### Data section
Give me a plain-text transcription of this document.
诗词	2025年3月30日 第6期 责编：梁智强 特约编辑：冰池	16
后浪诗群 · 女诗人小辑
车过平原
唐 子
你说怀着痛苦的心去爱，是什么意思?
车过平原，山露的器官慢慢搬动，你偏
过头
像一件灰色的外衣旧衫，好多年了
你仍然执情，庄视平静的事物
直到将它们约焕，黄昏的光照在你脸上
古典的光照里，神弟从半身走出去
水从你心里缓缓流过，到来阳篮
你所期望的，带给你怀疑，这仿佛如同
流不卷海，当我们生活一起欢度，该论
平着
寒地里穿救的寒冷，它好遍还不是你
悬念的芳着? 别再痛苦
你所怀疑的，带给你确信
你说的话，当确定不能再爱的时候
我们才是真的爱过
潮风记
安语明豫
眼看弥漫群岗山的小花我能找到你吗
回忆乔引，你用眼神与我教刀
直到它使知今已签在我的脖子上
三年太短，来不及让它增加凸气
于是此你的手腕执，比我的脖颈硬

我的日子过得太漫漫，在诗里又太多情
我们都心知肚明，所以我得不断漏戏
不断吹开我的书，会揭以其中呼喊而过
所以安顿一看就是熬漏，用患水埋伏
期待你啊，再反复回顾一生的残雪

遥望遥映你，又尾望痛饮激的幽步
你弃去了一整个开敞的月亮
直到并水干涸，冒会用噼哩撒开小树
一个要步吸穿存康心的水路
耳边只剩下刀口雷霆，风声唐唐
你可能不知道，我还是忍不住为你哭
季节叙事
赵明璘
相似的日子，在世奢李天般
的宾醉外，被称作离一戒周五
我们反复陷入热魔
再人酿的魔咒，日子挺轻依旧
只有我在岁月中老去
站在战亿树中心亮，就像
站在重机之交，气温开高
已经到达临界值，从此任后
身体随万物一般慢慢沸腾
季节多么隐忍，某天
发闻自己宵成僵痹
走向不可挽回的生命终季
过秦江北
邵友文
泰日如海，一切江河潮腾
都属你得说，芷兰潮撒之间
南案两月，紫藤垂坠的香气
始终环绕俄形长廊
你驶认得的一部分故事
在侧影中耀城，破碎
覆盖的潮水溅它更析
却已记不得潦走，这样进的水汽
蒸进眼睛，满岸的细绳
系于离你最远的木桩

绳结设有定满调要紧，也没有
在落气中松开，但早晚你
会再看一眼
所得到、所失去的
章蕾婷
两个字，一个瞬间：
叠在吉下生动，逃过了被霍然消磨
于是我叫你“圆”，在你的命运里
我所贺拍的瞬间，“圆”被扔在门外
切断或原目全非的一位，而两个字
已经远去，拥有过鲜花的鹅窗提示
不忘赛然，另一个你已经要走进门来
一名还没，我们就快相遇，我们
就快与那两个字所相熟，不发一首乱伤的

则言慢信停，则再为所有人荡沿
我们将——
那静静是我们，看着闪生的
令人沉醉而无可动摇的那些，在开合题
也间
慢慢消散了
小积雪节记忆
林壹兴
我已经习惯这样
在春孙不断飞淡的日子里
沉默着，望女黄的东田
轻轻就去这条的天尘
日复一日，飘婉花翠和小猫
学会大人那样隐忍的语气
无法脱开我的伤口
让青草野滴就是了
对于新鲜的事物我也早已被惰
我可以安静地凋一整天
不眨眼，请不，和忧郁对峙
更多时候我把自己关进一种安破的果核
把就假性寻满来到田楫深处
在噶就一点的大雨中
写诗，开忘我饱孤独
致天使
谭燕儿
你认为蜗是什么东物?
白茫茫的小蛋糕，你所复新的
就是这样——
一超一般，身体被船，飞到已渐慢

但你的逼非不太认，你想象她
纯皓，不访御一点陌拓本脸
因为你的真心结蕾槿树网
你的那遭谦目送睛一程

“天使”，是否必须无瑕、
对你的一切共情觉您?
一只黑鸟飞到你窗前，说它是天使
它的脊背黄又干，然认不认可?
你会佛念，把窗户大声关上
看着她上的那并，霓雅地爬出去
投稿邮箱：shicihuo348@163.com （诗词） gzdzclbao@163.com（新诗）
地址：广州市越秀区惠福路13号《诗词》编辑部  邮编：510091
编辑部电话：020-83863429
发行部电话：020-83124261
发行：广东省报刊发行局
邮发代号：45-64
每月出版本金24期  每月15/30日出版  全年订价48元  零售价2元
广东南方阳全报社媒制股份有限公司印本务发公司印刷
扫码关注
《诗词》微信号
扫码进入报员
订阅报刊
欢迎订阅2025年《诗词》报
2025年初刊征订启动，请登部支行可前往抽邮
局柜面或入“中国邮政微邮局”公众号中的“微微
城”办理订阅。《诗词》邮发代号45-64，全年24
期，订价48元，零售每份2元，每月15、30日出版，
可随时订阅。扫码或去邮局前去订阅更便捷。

### What is expected
Using the data above, return each line exactly as written.

### Solution below
Give me a plain-text transcription of this document.
诗词	2025年3月30日 第6期 责编：梁智强 特约编辑：冰池	16
后浪诗群 · 女诗人小辑
车过平原
唐 子
你说怀着痛苦的心去爱，是什么意思?
车过平原，山露的器官慢慢搬动，你偏
过头
像一件灰色的外衣旧衫，好多年了
你仍然执情，庄视平静的事物
直到将它们约焕，黄昏的光照在你脸上
古典的光照里，神弟从半身走出去
水从你心里缓缓流过，到来阳篮
你所期望的，带给你怀疑，这仿佛如同
流不卷海，当我们生活一起欢度，该论
平着
寒地里穿救的寒冷，它好遍还不是你
悬念的芳着? 别再痛苦
你所怀疑的，带给你确信
你说的话，当确定不能再爱的时候
我们才是真的爱过
潮风记
安语明豫
眼看弥漫群岗山的小花我能找到你吗
回忆乔引，你用眼神与我教刀
直到它使知今已签在我的脖子上
三年太短，来不及让它增加凸气
于是此你的手腕执，比我的脖颈硬

我的日子过得太漫漫，在诗里又太多情
我们都心知肚明，所以我得不断漏戏
不断吹开我的书，会揭以其中呼喊而过
所以安顿一看就是熬漏，用患水埋伏
期待你啊，再反复回顾一生的残雪

遥望遥映你，又尾望痛饮激的幽步
你弃去了一整个开敞的月亮
直到并水干涸，冒会用噼哩撒开小树
一个要步吸穿存康心的水路
耳边只剩下刀口雷霆，风声唐唐
你可能不知道，我还是忍不住为你哭
季节叙事
赵明璘
相似的日子，在世奢李天般
的宾醉外，被称作离一戒周五
我们反复陷入热魔
再人酿的魔咒，日子挺轻依旧
只有我在岁月中老去
站在战亿树中心亮，就像
站在重机之交，气温开高
已经到达临界值，从此任后
身体随万物一般慢慢沸腾
季节多么隐忍，某天
发闻自己宵成僵痹
走向不可挽回的生命终季
过秦江北
邵友文
泰日如海，一切江河潮腾
都属你得说，芷兰潮撒之间
南案两月，紫藤垂坠的香气
始终环绕俄形长廊
你驶认得的一部分故事
在侧影中耀城，破碎
覆盖的潮水溅它更析
却已记不得潦走，这样进的水汽
蒸进眼睛，满岸的细绳
系于离你最远的木桩

绳结设有定满调要紧，也没有
在落气中松开，但早晚你
会再看一眼
所得到、所失去的
章蕾婷
两个字，一个瞬间：
叠在吉下生动，逃过了被霍然消磨
于是我叫你“圆”，在你的命运里
我所贺拍的瞬间，“圆”被扔在门外
切断或原目全非的一位，而两个字
已经远去，拥有过鲜花的鹅窗提示
不忘赛然，另一个你已经要走进门来
一名还没，我们就快相遇，我们
就快与那两个字所相熟，不发一首乱伤的

则言慢信停，则再为所有人荡沿
我们将——
那静静是我们，看着闪生的
令人沉醉而无可动摇的那些，在开合题
也间
慢慢消散了
小积雪节记忆
林壹兴
我已经习惯这样
在春孙不断飞淡的日子里
沉默着，望女黄的东田
轻轻就去这条的天尘
日复一日，飘婉花翠和小猫
学会大人那样隐忍的语气
无法脱开我的伤口
让青草野滴就是了
对于新鲜的事物我也早已被惰
我可以安静地凋一整天
不眨眼，请不，和忧郁对峙
更多时候我把自己关进一种安破的果核
把就假性寻满来到田楫深处
在噶就一点的大雨中
写诗，开忘我饱孤独
致天使
谭燕儿
你认为蜗是什么东物?
白茫茫的小蛋糕，你所复新的
就是这样——
一超一般，身体被船，飞到已渐慢

但你的逼非不太认，你想象她
纯皓，不访御一点陌拓本脸
因为你的真心结蕾槿树网
你的那遭谦目送睛一程

“天使”，是否必须无瑕、
对你的一切共情觉您?
一只黑鸟飞到你窗前，说它是天使
它的脊背黄又干，然认不认可?
你会佛念，把窗户大声关上
看着她上的那并，霓雅地爬出去
投稿邮箱：shicihuo348@163.com （诗词） gzdzclbao@163.com（新诗）
地址：广州市越秀区惠福路13号《诗词》编辑部  邮编：510091
编辑部电话：020-83863429
发行部电话：020-83124261
发行：广东省报刊发行局
邮发代号：45-64
每月出版本金24期  每月15/30日出版  全年订价48元  零售价2元
广东南方阳全报社媒制股份有限公司印本务发公司印刷
扫码关注
《诗词》微信号
扫码进入报员
订阅报刊
欢迎订阅2025年《诗词》报
2025年初刊征订启动，请登部支行可前往抽邮
局柜面或入“中国邮政微邮局”公众号中的“微微
城”办理订阅。《诗词》邮发代号45-64，全年24
期，订价48元，零售每份2元，每月15、30日出版，
可随时订阅。扫码或去邮局前去订阅更便捷。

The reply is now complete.